### SUPPLIED RECORDS

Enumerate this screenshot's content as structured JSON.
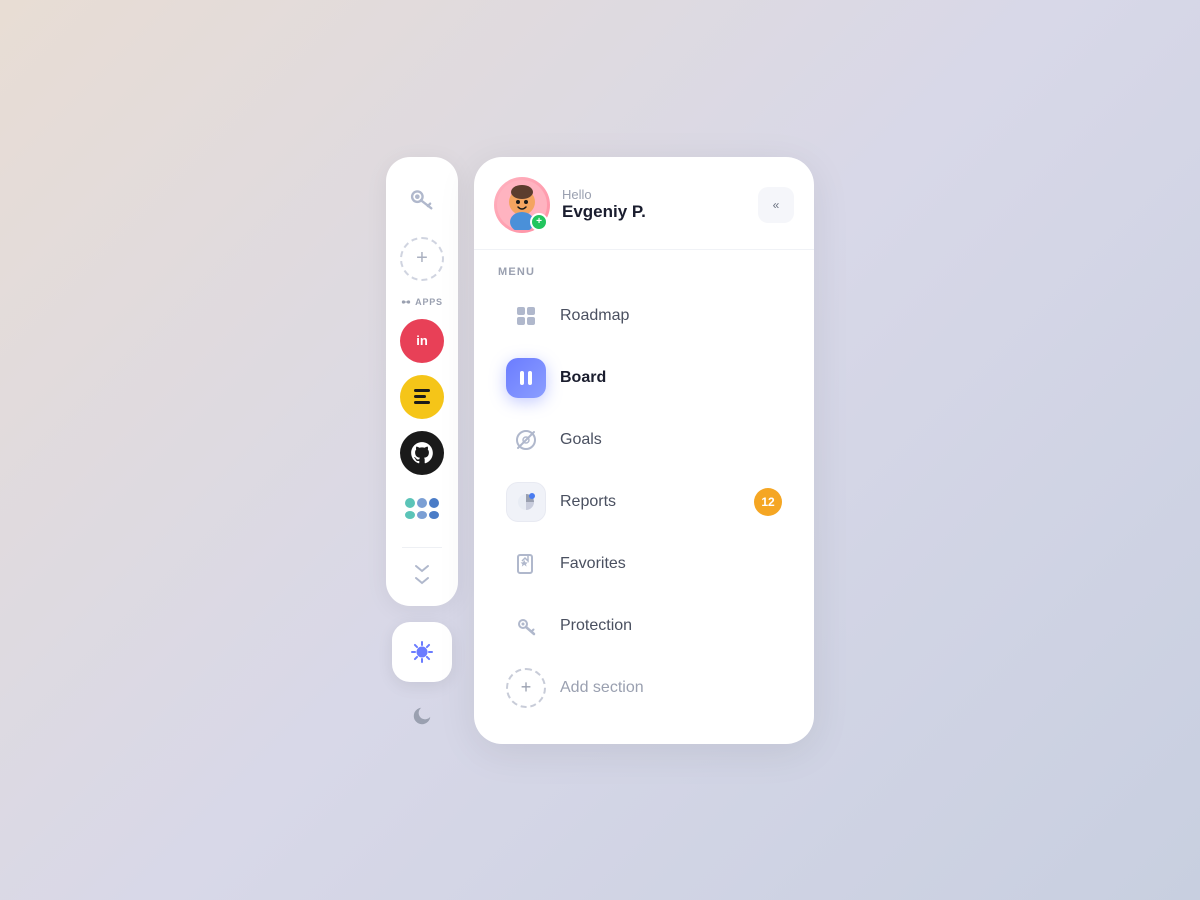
{
  "leftSidebar": {
    "addButtonLabel": "+",
    "appsLabel": "APPS",
    "chevronLabel": "›",
    "apps": [
      {
        "id": "invision",
        "label": "in",
        "bgColor": "#e84057"
      },
      {
        "id": "makerpad",
        "label": "≡≡≡",
        "bgColor": "#f5c518"
      },
      {
        "id": "github",
        "label": "github",
        "bgColor": "#1a1a1a"
      },
      {
        "id": "other",
        "label": "other",
        "bgColor": "transparent"
      }
    ]
  },
  "header": {
    "greeting": "Hello",
    "userName": "Evgeniy P.",
    "avatarEmoji": "🧒",
    "badgeLabel": "+",
    "collapseLabel": "«"
  },
  "menu": {
    "sectionLabel": "MENU",
    "items": [
      {
        "id": "roadmap",
        "label": "Roadmap",
        "active": false,
        "badge": null
      },
      {
        "id": "board",
        "label": "Board",
        "active": true,
        "badge": null
      },
      {
        "id": "goals",
        "label": "Goals",
        "active": false,
        "badge": null
      },
      {
        "id": "reports",
        "label": "Reports",
        "active": false,
        "badge": "12"
      },
      {
        "id": "favorites",
        "label": "Favorites",
        "active": false,
        "badge": null
      },
      {
        "id": "protection",
        "label": "Protection",
        "active": false,
        "badge": null
      },
      {
        "id": "add-section",
        "label": "Add section",
        "active": false,
        "badge": null
      }
    ]
  },
  "theme": {
    "sunLabel": "☀",
    "moonLabel": "🌙"
  }
}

### YOUR INSTRUCTIONS
Without the images, write out each line of the data verbatim.

### THE RESULT
Enumerate this screenshot's content as structured JSON.
{
  "leftSidebar": {
    "addButtonLabel": "+",
    "appsLabel": "APPS",
    "chevronLabel": "›",
    "apps": [
      {
        "id": "invision",
        "label": "in",
        "bgColor": "#e84057"
      },
      {
        "id": "makerpad",
        "label": "≡≡≡",
        "bgColor": "#f5c518"
      },
      {
        "id": "github",
        "label": "github",
        "bgColor": "#1a1a1a"
      },
      {
        "id": "other",
        "label": "other",
        "bgColor": "transparent"
      }
    ]
  },
  "header": {
    "greeting": "Hello",
    "userName": "Evgeniy P.",
    "avatarEmoji": "🧒",
    "badgeLabel": "+",
    "collapseLabel": "«"
  },
  "menu": {
    "sectionLabel": "MENU",
    "items": [
      {
        "id": "roadmap",
        "label": "Roadmap",
        "active": false,
        "badge": null
      },
      {
        "id": "board",
        "label": "Board",
        "active": true,
        "badge": null
      },
      {
        "id": "goals",
        "label": "Goals",
        "active": false,
        "badge": null
      },
      {
        "id": "reports",
        "label": "Reports",
        "active": false,
        "badge": "12"
      },
      {
        "id": "favorites",
        "label": "Favorites",
        "active": false,
        "badge": null
      },
      {
        "id": "protection",
        "label": "Protection",
        "active": false,
        "badge": null
      },
      {
        "id": "add-section",
        "label": "Add section",
        "active": false,
        "badge": null
      }
    ]
  },
  "theme": {
    "sunLabel": "☀",
    "moonLabel": "🌙"
  }
}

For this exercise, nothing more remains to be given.